● Exercise details
Output every line of the data exactly as it appears.

— Start of Listing —

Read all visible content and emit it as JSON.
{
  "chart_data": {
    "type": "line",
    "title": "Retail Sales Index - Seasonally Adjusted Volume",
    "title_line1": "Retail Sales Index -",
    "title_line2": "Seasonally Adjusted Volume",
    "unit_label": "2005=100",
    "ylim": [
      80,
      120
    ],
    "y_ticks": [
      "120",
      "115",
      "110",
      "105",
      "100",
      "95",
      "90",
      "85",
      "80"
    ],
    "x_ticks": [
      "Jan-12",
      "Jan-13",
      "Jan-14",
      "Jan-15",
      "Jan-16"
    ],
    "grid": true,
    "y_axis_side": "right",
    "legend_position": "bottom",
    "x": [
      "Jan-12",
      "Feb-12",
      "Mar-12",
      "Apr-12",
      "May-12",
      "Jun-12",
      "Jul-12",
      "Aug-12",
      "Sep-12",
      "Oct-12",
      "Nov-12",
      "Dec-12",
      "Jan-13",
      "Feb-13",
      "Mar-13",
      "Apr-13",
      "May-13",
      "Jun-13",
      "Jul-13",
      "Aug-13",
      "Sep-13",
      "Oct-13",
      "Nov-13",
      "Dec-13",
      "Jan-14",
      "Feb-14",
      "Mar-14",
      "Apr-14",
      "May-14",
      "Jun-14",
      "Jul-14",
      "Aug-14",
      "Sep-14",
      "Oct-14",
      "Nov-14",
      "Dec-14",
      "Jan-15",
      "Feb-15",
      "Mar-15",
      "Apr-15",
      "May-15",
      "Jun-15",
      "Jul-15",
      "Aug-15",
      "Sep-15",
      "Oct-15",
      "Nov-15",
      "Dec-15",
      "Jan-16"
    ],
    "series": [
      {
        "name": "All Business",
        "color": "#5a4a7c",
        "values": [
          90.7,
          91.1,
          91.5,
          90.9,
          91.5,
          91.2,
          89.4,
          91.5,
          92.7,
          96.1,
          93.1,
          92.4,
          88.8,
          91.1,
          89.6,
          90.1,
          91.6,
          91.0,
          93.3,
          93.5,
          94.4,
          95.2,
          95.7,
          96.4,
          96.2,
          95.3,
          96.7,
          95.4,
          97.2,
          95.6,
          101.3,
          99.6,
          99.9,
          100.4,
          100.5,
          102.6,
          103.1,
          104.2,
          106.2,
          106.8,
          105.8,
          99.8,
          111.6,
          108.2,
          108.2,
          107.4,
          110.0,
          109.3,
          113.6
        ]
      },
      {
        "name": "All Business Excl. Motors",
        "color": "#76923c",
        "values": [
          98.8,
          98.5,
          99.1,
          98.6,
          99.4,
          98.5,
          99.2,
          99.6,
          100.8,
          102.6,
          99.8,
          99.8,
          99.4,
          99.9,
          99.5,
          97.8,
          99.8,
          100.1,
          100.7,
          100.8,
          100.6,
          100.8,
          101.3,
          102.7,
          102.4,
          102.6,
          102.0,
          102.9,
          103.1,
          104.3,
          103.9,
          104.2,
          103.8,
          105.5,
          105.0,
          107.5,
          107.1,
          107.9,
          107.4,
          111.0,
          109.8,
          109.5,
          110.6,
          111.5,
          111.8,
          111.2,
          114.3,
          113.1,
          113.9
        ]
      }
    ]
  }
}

— End of Listing —

● The answer
Read all visible content and emit it as JSON.
{
  "chart_data": {
    "type": "line",
    "title": "Retail Sales Index - Seasonally Adjusted Volume",
    "title_line1": "Retail Sales Index -",
    "title_line2": "Seasonally Adjusted Volume",
    "unit_label": "2005=100",
    "ylim": [
      80,
      120
    ],
    "y_ticks": [
      "120",
      "115",
      "110",
      "105",
      "100",
      "95",
      "90",
      "85",
      "80"
    ],
    "x_ticks": [
      "Jan-12",
      "Jan-13",
      "Jan-14",
      "Jan-15",
      "Jan-16"
    ],
    "grid": true,
    "y_axis_side": "right",
    "legend_position": "bottom",
    "x": [
      "Jan-12",
      "Feb-12",
      "Mar-12",
      "Apr-12",
      "May-12",
      "Jun-12",
      "Jul-12",
      "Aug-12",
      "Sep-12",
      "Oct-12",
      "Nov-12",
      "Dec-12",
      "Jan-13",
      "Feb-13",
      "Mar-13",
      "Apr-13",
      "May-13",
      "Jun-13",
      "Jul-13",
      "Aug-13",
      "Sep-13",
      "Oct-13",
      "Nov-13",
      "Dec-13",
      "Jan-14",
      "Feb-14",
      "Mar-14",
      "Apr-14",
      "May-14",
      "Jun-14",
      "Jul-14",
      "Aug-14",
      "Sep-14",
      "Oct-14",
      "Nov-14",
      "Dec-14",
      "Jan-15",
      "Feb-15",
      "Mar-15",
      "Apr-15",
      "May-15",
      "Jun-15",
      "Jul-15",
      "Aug-15",
      "Sep-15",
      "Oct-15",
      "Nov-15",
      "Dec-15",
      "Jan-16"
    ],
    "series": [
      {
        "name": "All Business",
        "color": "#5a4a7c",
        "values": [
          90.7,
          91.1,
          91.5,
          90.9,
          91.5,
          91.2,
          89.4,
          91.5,
          92.7,
          96.1,
          93.1,
          92.4,
          88.8,
          91.1,
          89.6,
          90.1,
          91.6,
          91.0,
          93.3,
          93.5,
          94.4,
          95.2,
          95.7,
          96.4,
          96.2,
          95.3,
          96.7,
          95.4,
          97.2,
          95.6,
          101.3,
          99.6,
          99.9,
          100.4,
          100.5,
          102.6,
          103.1,
          104.2,
          106.2,
          106.8,
          105.8,
          99.8,
          111.6,
          108.2,
          108.2,
          107.4,
          110.0,
          109.3,
          113.6
        ]
      },
      {
        "name": "All Business Excl. Motors",
        "color": "#76923c",
        "values": [
          98.8,
          98.5,
          99.1,
          98.6,
          99.4,
          98.5,
          99.2,
          99.6,
          100.8,
          102.6,
          99.8,
          99.8,
          99.4,
          99.9,
          99.5,
          97.8,
          99.8,
          100.1,
          100.7,
          100.8,
          100.6,
          100.8,
          101.3,
          102.7,
          102.4,
          102.6,
          102.0,
          102.9,
          103.1,
          104.3,
          103.9,
          104.2,
          103.8,
          105.5,
          105.0,
          107.5,
          107.1,
          107.9,
          107.4,
          111.0,
          109.8,
          109.5,
          110.6,
          111.5,
          111.8,
          111.2,
          114.3,
          113.1,
          113.9
        ]
      }
    ]
  }
}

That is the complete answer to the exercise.